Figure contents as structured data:
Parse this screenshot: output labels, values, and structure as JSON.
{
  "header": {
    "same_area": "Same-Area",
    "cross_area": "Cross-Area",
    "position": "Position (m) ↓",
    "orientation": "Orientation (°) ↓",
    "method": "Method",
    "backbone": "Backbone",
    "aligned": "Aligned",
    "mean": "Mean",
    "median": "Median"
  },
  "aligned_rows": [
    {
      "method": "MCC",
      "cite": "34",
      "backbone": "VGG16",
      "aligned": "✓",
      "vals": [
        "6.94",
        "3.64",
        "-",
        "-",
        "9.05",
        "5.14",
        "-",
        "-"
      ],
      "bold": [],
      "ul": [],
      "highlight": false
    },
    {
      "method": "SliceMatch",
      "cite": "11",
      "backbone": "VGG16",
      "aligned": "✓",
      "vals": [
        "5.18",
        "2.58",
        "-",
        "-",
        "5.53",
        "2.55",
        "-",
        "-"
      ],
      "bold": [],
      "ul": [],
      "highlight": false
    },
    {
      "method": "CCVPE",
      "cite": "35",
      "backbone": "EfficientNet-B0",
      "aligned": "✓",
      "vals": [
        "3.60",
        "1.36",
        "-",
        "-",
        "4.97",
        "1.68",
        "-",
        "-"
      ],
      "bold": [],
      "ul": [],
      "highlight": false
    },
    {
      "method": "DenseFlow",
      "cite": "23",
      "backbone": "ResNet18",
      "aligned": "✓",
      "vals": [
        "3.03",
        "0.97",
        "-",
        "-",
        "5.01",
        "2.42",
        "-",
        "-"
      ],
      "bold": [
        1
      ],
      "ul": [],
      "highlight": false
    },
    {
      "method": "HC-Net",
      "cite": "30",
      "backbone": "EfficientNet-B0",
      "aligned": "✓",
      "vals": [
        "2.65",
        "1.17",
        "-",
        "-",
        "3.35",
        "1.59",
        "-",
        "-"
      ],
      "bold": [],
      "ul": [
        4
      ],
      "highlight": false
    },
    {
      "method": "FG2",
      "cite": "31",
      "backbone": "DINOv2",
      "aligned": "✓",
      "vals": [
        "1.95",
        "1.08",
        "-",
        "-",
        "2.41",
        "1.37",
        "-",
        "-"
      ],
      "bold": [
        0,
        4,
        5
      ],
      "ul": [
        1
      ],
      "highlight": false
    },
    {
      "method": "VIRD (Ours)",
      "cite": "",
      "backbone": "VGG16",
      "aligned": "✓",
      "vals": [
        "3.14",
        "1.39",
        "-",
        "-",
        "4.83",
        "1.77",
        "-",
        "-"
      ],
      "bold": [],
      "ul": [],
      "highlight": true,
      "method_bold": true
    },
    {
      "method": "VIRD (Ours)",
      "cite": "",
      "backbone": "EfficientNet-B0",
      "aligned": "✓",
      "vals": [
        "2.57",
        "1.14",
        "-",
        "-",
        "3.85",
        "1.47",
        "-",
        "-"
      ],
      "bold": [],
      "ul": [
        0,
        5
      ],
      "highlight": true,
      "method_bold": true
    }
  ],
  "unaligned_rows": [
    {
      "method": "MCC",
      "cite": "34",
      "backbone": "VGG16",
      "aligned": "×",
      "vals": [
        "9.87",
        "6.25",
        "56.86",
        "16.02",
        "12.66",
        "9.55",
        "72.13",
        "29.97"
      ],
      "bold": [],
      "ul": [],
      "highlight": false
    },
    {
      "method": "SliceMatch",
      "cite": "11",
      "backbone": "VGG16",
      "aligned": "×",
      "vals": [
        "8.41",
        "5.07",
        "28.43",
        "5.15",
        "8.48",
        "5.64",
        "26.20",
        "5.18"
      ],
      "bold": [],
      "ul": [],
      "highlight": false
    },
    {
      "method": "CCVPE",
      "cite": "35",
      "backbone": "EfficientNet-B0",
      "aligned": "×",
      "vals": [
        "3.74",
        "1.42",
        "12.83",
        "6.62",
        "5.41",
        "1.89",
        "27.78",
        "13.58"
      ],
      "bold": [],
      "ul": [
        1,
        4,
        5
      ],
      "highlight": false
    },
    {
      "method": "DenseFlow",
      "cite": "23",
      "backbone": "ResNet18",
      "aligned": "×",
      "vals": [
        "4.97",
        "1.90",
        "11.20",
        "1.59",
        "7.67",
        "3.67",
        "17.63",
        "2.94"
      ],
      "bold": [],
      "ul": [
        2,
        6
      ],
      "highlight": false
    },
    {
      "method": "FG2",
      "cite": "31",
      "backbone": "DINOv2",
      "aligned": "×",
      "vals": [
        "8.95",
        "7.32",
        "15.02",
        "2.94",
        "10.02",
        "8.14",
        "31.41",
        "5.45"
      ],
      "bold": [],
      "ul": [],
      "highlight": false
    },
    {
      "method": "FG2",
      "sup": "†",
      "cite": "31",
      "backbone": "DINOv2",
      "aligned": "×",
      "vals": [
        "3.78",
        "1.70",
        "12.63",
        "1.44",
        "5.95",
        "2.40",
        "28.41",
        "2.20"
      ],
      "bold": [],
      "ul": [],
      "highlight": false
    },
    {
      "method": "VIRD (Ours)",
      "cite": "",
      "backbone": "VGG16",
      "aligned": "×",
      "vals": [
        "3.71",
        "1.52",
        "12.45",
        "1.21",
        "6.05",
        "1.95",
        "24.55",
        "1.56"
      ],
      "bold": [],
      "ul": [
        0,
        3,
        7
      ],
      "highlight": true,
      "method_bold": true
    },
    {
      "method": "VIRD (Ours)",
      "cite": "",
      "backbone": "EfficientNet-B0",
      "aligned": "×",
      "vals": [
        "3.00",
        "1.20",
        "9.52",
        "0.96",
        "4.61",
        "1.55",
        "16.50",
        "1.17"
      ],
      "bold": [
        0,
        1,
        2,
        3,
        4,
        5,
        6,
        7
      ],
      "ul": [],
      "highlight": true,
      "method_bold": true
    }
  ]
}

==

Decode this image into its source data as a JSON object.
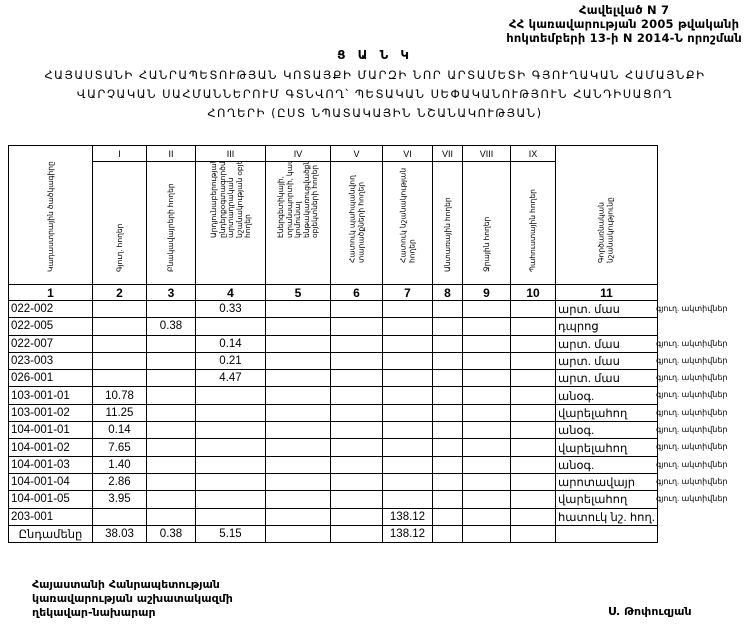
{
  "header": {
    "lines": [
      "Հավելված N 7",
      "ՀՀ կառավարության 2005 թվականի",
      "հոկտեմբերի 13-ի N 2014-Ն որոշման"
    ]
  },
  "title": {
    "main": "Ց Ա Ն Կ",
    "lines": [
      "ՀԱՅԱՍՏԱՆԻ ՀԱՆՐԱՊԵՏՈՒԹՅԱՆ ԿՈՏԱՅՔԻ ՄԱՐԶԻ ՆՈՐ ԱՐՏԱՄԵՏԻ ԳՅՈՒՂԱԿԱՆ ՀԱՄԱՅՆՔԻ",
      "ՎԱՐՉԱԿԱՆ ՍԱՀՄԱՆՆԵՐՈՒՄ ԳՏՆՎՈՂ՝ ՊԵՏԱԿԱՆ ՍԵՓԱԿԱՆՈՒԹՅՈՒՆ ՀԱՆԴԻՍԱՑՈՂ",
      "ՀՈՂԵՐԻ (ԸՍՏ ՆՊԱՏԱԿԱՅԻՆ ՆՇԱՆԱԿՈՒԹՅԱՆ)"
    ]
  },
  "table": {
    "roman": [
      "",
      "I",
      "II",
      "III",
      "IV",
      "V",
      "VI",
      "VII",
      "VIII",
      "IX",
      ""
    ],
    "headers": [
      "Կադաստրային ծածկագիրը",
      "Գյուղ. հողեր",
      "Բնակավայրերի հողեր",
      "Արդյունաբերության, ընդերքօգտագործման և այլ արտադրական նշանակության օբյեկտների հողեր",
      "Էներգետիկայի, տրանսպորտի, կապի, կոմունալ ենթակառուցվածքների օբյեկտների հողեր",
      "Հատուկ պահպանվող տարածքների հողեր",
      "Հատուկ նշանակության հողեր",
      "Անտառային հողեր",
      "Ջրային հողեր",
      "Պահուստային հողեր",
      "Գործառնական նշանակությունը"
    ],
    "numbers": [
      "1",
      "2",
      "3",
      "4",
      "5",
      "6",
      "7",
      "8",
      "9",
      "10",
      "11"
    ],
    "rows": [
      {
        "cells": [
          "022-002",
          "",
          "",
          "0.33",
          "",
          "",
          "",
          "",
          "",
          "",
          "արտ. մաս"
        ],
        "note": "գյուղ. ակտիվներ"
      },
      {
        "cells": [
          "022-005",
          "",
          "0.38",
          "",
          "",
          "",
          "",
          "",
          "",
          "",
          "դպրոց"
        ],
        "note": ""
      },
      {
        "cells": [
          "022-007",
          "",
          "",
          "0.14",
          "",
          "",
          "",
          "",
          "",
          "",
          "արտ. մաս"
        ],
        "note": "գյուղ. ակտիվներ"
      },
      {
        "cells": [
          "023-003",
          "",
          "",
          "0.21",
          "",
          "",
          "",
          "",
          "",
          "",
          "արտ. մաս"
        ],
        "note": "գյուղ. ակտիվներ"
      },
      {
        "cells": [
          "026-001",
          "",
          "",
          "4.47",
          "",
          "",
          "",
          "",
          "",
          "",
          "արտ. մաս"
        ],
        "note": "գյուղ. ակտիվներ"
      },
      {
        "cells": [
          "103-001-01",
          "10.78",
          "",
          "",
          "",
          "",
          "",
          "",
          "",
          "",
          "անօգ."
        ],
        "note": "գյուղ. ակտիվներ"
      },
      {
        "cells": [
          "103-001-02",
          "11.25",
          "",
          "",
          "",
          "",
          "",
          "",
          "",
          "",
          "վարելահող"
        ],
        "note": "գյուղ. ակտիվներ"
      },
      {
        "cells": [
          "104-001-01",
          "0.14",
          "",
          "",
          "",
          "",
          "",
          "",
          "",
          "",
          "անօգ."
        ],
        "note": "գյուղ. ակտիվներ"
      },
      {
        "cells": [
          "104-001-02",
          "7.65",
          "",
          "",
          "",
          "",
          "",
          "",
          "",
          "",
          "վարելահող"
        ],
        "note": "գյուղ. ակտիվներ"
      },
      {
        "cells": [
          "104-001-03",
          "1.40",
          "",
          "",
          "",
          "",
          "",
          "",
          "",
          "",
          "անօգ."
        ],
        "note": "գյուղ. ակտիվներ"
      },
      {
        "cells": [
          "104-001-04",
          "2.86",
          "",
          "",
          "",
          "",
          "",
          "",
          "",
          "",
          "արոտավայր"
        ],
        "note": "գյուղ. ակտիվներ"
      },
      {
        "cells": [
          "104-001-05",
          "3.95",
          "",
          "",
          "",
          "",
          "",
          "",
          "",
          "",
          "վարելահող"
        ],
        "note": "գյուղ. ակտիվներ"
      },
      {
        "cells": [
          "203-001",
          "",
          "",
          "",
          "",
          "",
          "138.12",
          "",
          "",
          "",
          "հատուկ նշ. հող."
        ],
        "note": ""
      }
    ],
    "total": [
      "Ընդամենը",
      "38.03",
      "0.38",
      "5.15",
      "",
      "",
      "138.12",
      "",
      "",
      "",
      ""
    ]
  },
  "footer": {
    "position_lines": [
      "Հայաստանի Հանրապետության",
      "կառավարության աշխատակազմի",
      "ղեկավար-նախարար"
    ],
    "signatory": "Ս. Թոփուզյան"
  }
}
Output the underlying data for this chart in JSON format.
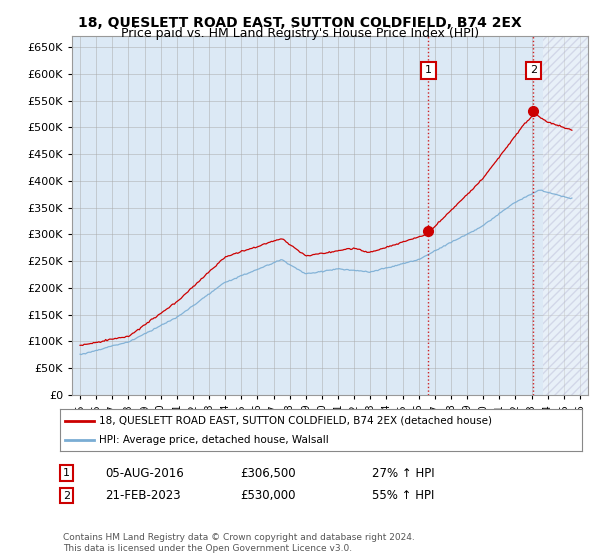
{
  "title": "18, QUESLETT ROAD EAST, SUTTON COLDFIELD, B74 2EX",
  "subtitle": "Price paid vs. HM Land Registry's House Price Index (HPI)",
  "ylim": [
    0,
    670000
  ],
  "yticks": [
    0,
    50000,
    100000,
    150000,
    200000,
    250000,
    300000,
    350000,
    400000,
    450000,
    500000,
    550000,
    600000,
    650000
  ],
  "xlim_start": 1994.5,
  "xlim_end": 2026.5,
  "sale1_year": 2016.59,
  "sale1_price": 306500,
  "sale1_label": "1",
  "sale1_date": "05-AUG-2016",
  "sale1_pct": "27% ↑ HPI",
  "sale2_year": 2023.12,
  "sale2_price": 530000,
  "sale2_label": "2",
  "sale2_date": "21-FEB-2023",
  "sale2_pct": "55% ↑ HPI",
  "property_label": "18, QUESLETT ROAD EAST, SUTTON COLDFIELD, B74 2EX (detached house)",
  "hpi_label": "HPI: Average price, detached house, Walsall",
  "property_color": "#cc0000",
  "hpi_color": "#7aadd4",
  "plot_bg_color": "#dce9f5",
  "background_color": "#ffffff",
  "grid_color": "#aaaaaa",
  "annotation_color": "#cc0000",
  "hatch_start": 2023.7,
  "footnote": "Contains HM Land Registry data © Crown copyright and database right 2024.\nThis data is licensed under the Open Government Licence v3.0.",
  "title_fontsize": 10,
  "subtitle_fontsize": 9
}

Problem —
Take every line from the data that contains the word "ROAD".

Response —
  "title": "18, QUESLETT ROAD EAST, SUTTON COLDFIELD, B74 2EX",
  "property_label": "18, QUESLETT ROAD EAST, SUTTON COLDFIELD, B74 2EX (detached house)",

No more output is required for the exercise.